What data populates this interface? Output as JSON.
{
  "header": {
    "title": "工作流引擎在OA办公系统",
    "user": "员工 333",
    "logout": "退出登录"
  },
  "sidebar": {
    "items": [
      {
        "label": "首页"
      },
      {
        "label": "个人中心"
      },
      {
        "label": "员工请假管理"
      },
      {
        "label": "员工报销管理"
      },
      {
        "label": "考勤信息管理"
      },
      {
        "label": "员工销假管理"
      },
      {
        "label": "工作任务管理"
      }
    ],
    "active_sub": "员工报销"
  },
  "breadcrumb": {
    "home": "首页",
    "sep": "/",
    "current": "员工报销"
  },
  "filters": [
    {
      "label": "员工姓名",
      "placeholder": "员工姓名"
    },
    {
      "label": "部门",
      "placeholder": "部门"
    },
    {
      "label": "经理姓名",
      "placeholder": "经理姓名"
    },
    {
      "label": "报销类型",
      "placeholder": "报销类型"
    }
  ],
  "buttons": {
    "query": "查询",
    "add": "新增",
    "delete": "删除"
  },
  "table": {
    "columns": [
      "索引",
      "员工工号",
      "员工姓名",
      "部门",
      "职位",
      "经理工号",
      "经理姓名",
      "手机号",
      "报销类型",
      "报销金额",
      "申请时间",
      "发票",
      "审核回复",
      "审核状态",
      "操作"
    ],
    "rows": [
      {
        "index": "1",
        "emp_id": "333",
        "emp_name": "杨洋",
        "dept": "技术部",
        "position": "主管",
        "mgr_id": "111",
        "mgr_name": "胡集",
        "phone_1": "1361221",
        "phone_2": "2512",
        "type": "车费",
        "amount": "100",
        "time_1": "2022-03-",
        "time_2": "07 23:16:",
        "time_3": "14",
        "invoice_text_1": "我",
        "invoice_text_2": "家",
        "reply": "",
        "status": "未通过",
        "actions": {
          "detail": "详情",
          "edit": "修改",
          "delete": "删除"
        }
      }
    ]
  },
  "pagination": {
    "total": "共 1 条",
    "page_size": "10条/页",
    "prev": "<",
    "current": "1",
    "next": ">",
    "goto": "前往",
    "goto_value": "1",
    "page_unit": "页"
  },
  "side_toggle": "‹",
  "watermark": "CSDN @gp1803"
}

-------------------------

## Job
Filter the records, keeping only lines that contain "placeholder", and show those lines.

## Task output
      "placeholder": "员工姓名"
      "placeholder": "部门"
      "placeholder": "经理姓名"
      "placeholder": "报销类型"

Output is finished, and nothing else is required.